Objective:
Hunt for the word "Seattle" across the entries below, copying each line that holds it.

Material for the task:
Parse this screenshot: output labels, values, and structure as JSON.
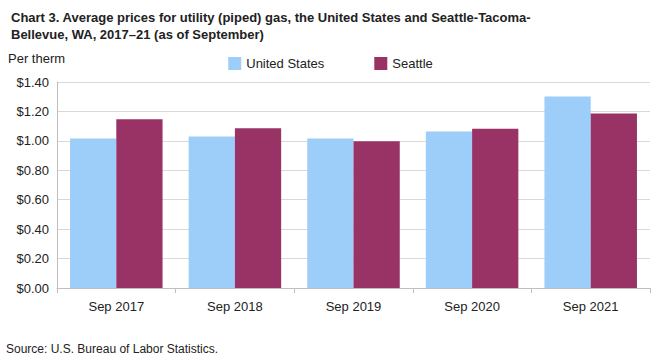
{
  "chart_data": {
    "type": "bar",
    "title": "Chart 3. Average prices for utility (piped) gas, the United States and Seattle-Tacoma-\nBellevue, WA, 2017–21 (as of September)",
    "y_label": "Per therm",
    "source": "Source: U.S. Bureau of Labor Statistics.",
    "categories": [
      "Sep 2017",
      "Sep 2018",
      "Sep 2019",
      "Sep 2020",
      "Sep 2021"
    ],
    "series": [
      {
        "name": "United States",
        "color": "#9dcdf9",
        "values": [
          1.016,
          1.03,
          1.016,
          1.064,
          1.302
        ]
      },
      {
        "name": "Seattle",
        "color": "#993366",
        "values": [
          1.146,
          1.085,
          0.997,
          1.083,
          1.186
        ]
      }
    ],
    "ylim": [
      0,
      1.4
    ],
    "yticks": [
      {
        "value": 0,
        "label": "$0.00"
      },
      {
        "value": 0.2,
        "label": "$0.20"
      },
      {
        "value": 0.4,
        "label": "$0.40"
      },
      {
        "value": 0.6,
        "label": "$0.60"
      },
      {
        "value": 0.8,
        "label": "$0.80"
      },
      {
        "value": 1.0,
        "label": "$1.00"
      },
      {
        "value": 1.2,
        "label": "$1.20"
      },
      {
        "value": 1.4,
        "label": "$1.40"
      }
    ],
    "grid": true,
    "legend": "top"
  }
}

---

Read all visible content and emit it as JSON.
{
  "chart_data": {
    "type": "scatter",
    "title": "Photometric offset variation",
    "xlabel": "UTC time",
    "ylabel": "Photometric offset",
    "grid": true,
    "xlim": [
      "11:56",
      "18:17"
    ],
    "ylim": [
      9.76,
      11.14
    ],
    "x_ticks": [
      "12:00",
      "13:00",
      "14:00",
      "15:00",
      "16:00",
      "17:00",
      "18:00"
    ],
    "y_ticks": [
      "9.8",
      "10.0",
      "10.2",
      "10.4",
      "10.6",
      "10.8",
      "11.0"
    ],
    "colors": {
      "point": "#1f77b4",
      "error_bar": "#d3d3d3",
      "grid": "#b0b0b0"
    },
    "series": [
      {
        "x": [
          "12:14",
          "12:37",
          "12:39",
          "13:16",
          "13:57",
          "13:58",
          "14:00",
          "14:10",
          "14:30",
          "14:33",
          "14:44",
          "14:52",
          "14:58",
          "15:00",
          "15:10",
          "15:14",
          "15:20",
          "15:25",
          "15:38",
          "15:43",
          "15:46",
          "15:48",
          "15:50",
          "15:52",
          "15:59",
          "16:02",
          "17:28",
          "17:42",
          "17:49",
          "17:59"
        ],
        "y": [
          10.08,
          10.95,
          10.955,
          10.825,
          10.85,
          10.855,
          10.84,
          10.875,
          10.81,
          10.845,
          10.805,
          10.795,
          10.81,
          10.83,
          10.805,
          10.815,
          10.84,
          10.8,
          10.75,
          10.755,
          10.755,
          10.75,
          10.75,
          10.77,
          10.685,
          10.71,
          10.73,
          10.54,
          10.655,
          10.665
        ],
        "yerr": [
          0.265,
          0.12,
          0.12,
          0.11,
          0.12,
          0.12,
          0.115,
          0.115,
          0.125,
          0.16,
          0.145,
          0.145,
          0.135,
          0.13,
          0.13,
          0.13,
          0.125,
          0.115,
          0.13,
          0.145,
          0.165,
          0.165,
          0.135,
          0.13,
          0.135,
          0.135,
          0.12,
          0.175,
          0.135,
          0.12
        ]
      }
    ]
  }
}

Exercise response:
    "title": "Chart 3. Average prices for utility (piped) gas, the United States and Seattle-Tacoma-\nBellevue, WA, 2017–21 (as of September)",
        "name": "Seattle",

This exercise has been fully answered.